• _Problems_:
- a) Say whether each statement agrees with the text on MultiCultural Aotearoa below, answering yes or no and quoting the words of the text that decide it. (i) The group was formed in 2004 after racist attacks in Wellington. (ii) The NZNF always meant its demonstration to be about the New Zealand flag. (iii) The NZ Herald estimated 3,000 people at the MCA march.
- b) Using the text on MultiCultural Aotearoa below, answer these questions.
(i) Which group's actions does MultiCultural Aotearoa oppose?
(ii) Where did the 23 October 2004 march start?
(iii) Besides anarchists, members of which organization were named among those at the march?

• _Extract to read_:
## Start
MultiCultural Aotearoa (MCA) is an anti-fascist group that was formed in 2004 in response to racist attacks in the New Zealand capital, Wellington.

Its main policies are to: 

Oppose the actions of the New Zealand National Front (NZNF)
Oppose humiliating immigration policies
Stop Māori-bashing

On 23 October 2004, the MCA led an anti-racism march from Te Papa to the steps of Parliament to protest an NZNF demonstration. The NZNF had originally planned to demonstrate against Asian immigration, but after the MCA march was organised the topic was changed to support for the New Zealand flag. 

Estimates of attendance at the MCA march vary widely: the national television networks estimated 300, the NZ Herald estimated 800, and the MCA itself claimed 3,000. It included anarchists and members of the International Socialist Organization, among other supporters.
## End
• _Information shown_:
## Start
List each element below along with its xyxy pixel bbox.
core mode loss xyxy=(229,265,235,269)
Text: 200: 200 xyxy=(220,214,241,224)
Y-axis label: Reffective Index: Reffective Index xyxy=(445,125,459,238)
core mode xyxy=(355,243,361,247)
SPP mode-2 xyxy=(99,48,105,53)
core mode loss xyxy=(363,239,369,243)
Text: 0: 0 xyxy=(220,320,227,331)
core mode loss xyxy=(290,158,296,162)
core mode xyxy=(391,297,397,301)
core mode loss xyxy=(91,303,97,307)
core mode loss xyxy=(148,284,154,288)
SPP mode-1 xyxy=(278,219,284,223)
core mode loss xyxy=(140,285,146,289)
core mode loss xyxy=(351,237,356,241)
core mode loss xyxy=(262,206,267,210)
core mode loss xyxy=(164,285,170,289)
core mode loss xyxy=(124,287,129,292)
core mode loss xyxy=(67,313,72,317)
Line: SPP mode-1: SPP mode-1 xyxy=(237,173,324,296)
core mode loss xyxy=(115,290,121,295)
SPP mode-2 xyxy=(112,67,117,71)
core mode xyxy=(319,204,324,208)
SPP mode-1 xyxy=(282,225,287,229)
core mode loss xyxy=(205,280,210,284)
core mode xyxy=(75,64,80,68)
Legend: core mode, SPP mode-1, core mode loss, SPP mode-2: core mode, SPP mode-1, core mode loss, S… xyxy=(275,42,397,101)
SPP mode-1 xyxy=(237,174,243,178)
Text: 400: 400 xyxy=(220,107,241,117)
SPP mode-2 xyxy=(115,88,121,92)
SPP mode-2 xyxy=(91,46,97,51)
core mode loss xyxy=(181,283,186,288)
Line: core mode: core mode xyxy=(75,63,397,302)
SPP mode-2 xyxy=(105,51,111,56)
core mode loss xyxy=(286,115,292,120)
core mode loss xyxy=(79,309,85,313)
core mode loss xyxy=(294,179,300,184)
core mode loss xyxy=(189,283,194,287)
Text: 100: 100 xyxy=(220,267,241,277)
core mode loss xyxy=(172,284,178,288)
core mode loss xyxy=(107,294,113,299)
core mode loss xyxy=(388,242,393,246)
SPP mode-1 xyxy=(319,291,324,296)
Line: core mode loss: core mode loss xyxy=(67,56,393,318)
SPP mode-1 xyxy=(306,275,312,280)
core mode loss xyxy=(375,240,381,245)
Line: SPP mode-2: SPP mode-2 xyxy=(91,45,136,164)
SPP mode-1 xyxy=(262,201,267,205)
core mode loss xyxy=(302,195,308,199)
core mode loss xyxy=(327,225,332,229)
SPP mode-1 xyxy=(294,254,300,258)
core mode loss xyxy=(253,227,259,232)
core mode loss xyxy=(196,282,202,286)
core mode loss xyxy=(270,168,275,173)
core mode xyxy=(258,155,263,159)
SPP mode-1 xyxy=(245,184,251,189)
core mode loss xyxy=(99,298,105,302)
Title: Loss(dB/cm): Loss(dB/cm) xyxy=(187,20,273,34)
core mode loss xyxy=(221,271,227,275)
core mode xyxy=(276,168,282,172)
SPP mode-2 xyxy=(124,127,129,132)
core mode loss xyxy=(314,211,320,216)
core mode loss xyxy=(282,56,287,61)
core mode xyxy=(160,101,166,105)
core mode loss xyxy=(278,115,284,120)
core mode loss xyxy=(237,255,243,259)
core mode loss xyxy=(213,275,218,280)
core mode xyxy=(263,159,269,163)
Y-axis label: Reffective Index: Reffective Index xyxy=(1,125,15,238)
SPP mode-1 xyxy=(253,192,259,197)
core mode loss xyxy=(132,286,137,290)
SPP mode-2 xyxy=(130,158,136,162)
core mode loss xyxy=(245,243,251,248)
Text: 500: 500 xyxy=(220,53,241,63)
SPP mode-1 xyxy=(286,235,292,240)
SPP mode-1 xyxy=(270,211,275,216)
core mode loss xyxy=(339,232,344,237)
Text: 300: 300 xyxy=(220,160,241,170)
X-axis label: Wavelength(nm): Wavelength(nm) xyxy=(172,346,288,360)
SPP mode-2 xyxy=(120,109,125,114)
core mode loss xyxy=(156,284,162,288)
## End
• _Answers to each task_:
- a)
(i) Yes: "formed in 2004 in response to racist attacks in the New Zealand capital, Wellington"
(ii) No: "The NZNF had originally planned to demonstrate against Asian immigration"
(iii) No: "the NZ Herald estimated 800"

- b)
(i) The New Zealand National Front (NZNF)
(ii) Te Papa
(iii) The International Socialist Organization